_Work to be completed_
Show every line where "التكبير" occurs.

_Entries shown_
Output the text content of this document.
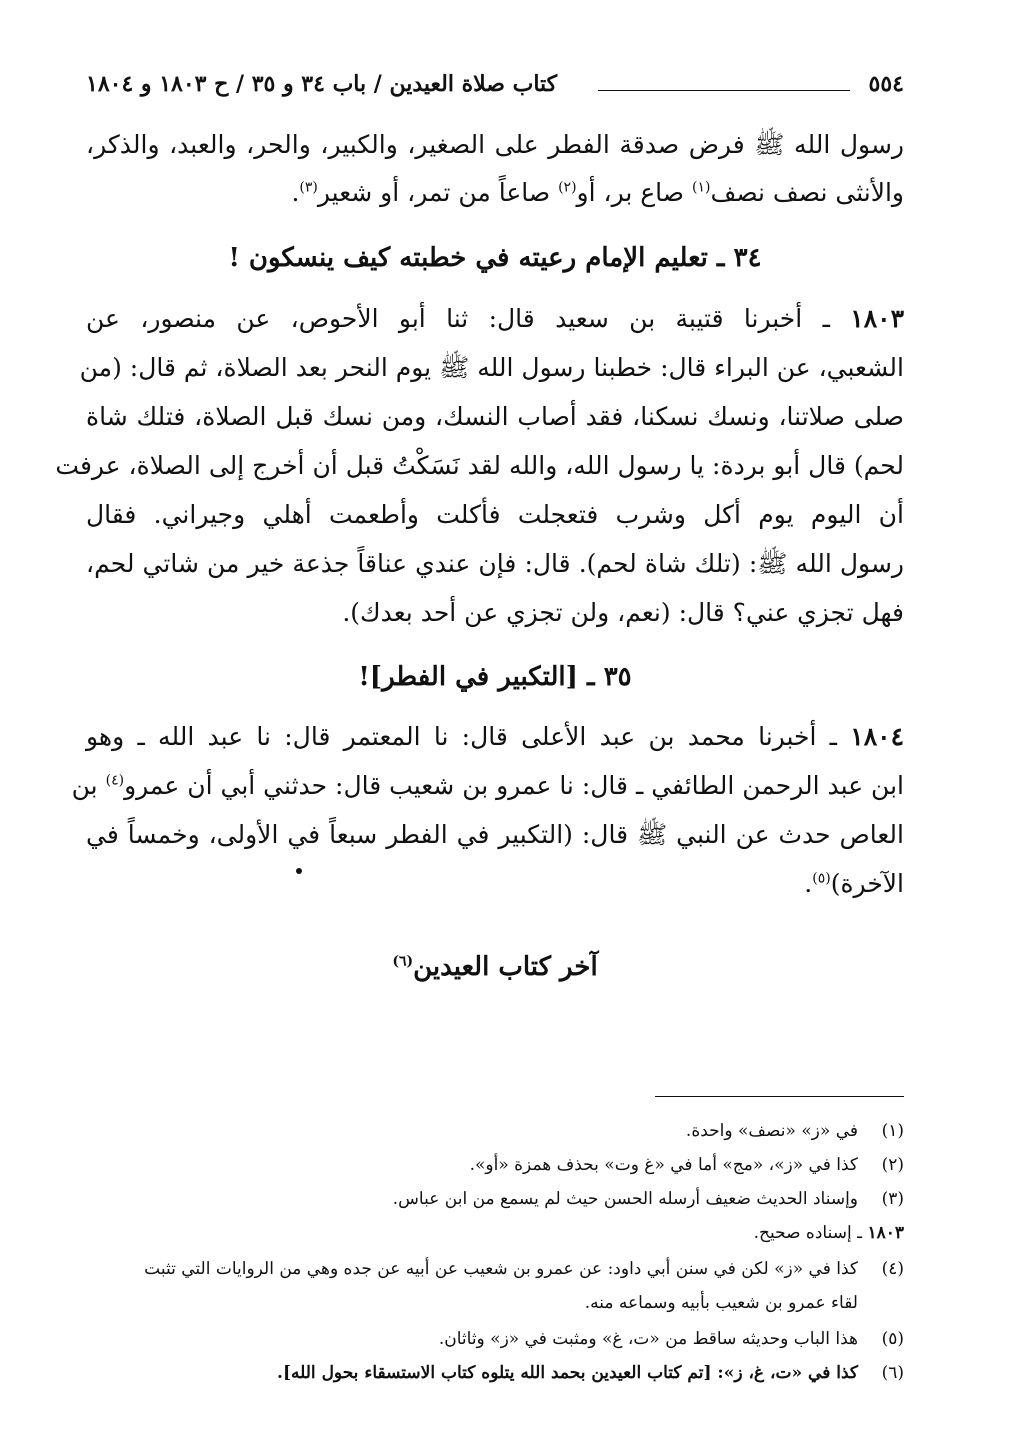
٥٥٤
كتاب صلاة العيدين / باب ٣٤ و ٣٥ / ح ١٨٠٣ و ١٨٠٤
رسول الله ﷺ فرض صدقة الفطر على الصغير، والكبير، والحر، والعبد، والذكر،
والأنثى نصف نصف$^{(١)}$ صاع بر، أو$^{(٢)}$ صاعاً من تمر، أو شعير$^{(٣)}$.
٣٤ ـ تعليم الإمام رعيته في خطبته كيف ينسكون !
١٨٠٣ ـ أخبرنا قتيبة بن سعيد قال: ثنا أبو الأحوص، عن منصور، عن
الشعبي، عن البراء قال: خطبنا رسول الله ﷺ يوم النحر بعد الصلاة، ثم قال: (من
صلى صلاتنا، ونسك نسكنا، فقد أصاب النسك، ومن نسك قبل الصلاة، فتلك شاة
لحم) قال أبو بردة: يا رسول الله، والله لقد نَسَكْتُ قبل أن أخرج إلى الصلاة، عرفت
أن اليوم يوم أكل وشرب فتعجلت فأكلت وأطعمت أهلي وجيراني. فقال
رسول الله ﷺ: (تلك شاة لحم). قال: فإن عندي عناقاً جذعة خير من شاتي لحم،
فهل تجزي عني؟ قال: (نعم، ولن تجزي عن أحد بعدك).
٣٥ ـ [التكبير في الفطر]!
١٨٠٤ ـ أخبرنا محمد بن عبد الأعلى قال: نا المعتمر قال: نا عبد الله ـ وهو
ابن عبد الرحمن الطائفي ـ قال: نا عمرو بن شعيب قال: حدثني أبي أن عمرو$^{(٤)}$ بن
العاص حدث عن النبي ﷺ قال: (التكبير في الفطر سبعاً في الأولى، وخمساً في
الآخرة)$^{(٥)}$.
آخر كتاب العيدين$^{(٦)}$
(١)في «ز» «نصف» واحدة.
(٢)كذا في «ز»، «مج» أما في «غ وت» بحذف همزة «أو».
(٣)وإسناد الحديث ضعيف أرسله الحسن حيث لم يسمع من ابن عباس.
١٨٠٣ ـ إسناده صحيح.
(٤)كذا في «ز» لكن في سنن أبي داود: عن عمرو بن شعيب عن أبيه عن جده وهي من الروايات التي تثبت
لقاء عمرو بن شعيب بأبيه وسماعه منه.
(٥)هذا الباب وحديثه ساقط من «ت، غ» ومثبت في «ز» وثاثان.
(٦)كذا في «ت، غ، ز»: [تم كتاب العيدين بحمد الله يتلوه كتاب الاستسقاء بحول الله].
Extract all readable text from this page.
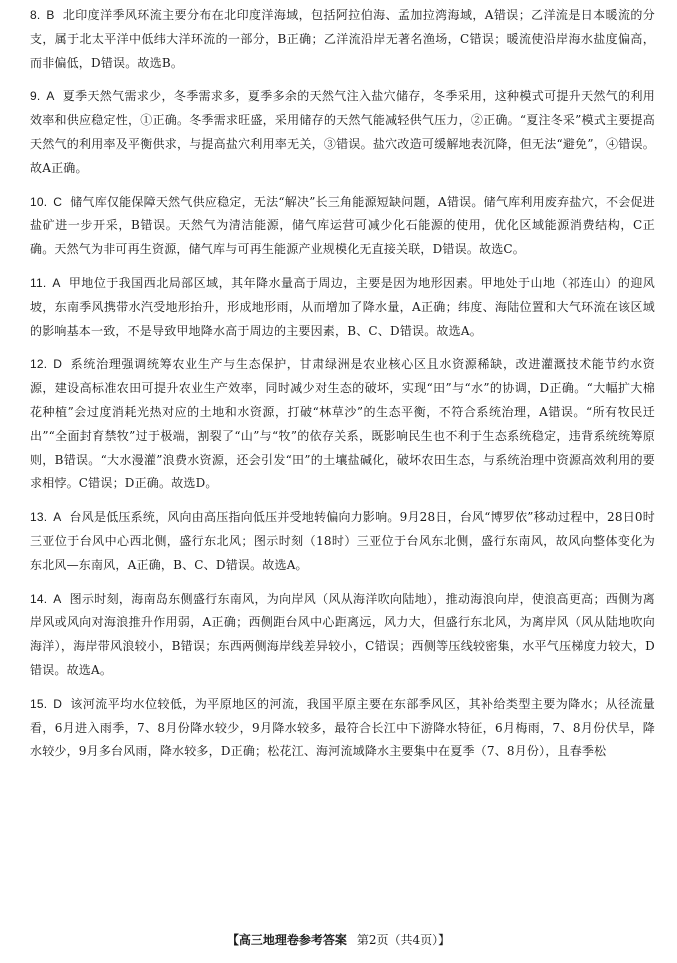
8. B 北印度洋季风环流主要分布在北印度洋海域，包括阿拉伯海、孟加拉湾海域，A错误；乙洋流是日本暖流的分支，属于北太平洋中低纬大洋环流的一部分，B正确；乙洋流沿岸无著名渔场，C错误；暖流使沿岸海水盐度偏高，而非偏低，D错误。故选B。

9. A 夏季天然气需求少，冬季需求多，夏季多余的天然气注入盐穴储存，冬季采用，这种模式可提升天然气的利用效率和供应稳定性，①正确。冬季需求旺盛，采用储存的天然气能减轻供气压力，②正确。“夏注冬采”模式主要提高天然气的利用率及平衡供求，与提高盐穴利用率无关，③错误。盐穴改造可缓解地表沉降，但无法“避免”，④错误。故A正确。

10. C 储气库仅能保障天然气供应稳定，无法“解决”长三角能源短缺问题，A错误。储气库利用废弃盐穴，不会促进盐矿进一步开采，B错误。天然气为清洁能源，储气库运营可减少化石能源的使用，优化区域能源消费结构，C正确。天然气为非可再生资源，储气库与可再生能源产业规模化无直接关联，D错误。故选C。

11. A 甲地位于我国西北局部区域，其年降水量高于周边，主要是因为地形因素。甲地处于山地（祁连山）的迎风坡，东南季风携带水汽受地形抬升，形成地形雨，从而增加了降水量，A正确；纬度、海陆位置和大气环流在该区域的影响基本一致，不是导致甲地降水高于周边的主要因素，B、C、D错误。故选A。

12. D 系统治理强调统筹农业生产与生态保护，甘肃绿洲是农业核心区且水资源稀缺，改进灌溉技术能节约水资源，建设高标准农田可提升农业生产效率，同时减少对生态的破坏，实现“田”与“水”的协调，D正确。“大幅扩大棉花种植”会过度消耗光热对应的土地和水资源，打破“林草沙”的生态平衡，不符合系统治理，A错误。“所有牧民迁出”“全面封育禁牧”过于极端，割裂了“山”与“牧”的依存关系，既影响民生也不利于生态系统稳定，违背系统统筹原则，B错误。“大水漫灌”浪费水资源，还会引发“田”的土壤盐碱化，破坏农田生态，与系统治理中资源高效利用的要求相悖。C错误；D正确。故选D。

13. A 台风是低压系统，风向由高压指向低压并受地转偏向力影响。9月28日，台风“博罗依”移动过程中，28日0时三亚位于台风中心西北侧，盛行东北风；图示时刻（18时）三亚位于台风东北侧，盛行东南风，故风向整体变化为东北风—东南风，A正确，B、C、D错误。故选A。

14. A 图示时刻，海南岛东侧盛行东南风，为向岸风（风从海洋吹向陆地），推动海浪向岸，使浪高更高；西侧为离岸风或风向对海浪推升作用弱，A正确；西侧距台风中心距离远，风力大，但盛行东北风，为离岸风（风从陆地吹向海洋），海岸带风浪较小，B错误；东西两侧海岸线差异较小，C错误；西侧等压线较密集，水平气压梯度力较大，D错误。故选A。

15. D 该河流平均水位较低，为平原地区的河流，我国平原主要在东部季风区，其补给类型主要为降水；从径流量看，6月进入雨季，7、8月份降水较少，9月降水较多，最符合长江中下游降水特征，6月梅雨，7、8月份伏旱，降水较少，9月多台风雨，降水较多，D正确；松花江、海河流域降水主要集中在夏季（7、8月份），且春季松

【高三地理卷参考答案 第2页（共4页）】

_Output for this task_
٣٥ ـ [التكبير في الفطر]!
العاص حدث عن النبي ﷺ قال: (التكبير في الفطر سبعاً في الأولى، وخمساً في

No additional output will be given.